Which lines hold the word "Museum"? Show each of them.

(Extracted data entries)
--- Start ---
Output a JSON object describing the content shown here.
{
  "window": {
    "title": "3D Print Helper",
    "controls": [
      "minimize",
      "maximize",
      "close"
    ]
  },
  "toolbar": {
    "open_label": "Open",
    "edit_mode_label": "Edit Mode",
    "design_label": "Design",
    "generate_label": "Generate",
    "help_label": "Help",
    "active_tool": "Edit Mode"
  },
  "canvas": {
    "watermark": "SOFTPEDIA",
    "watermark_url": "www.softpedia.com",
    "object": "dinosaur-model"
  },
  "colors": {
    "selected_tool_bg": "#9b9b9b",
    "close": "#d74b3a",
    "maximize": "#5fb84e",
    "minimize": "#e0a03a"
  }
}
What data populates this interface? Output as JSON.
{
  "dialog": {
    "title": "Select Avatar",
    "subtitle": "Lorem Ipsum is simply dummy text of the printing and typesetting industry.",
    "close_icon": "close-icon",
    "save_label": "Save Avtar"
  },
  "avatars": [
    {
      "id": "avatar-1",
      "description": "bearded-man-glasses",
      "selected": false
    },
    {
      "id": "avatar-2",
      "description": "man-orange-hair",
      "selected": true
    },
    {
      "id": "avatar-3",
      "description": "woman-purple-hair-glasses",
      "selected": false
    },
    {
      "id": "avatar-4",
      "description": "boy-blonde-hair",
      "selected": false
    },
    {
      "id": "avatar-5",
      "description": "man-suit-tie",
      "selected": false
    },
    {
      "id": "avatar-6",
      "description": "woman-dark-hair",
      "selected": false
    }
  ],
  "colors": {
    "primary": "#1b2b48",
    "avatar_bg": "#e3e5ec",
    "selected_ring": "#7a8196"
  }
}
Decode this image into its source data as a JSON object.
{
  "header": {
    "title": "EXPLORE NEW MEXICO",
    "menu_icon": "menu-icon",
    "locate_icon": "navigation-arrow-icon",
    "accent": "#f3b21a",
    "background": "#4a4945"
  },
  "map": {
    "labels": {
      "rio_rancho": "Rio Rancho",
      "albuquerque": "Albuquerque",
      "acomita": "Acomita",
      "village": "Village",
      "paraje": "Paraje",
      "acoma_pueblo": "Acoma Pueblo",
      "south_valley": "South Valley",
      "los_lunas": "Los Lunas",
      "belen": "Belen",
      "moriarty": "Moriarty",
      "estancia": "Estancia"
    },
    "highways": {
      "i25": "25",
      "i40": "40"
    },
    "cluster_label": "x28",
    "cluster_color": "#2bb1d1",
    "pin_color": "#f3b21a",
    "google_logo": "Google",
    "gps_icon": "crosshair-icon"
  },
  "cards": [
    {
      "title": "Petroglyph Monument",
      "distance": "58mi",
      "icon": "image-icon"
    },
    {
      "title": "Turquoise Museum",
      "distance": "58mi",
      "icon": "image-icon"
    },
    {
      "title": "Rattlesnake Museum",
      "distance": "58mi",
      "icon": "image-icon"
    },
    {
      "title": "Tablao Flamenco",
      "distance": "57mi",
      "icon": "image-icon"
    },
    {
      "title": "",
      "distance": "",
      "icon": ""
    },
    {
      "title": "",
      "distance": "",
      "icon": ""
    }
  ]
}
--- End ---
▶ The output
      "title": "Turquoise Museum",
      "title": "Rattlesnake Museum",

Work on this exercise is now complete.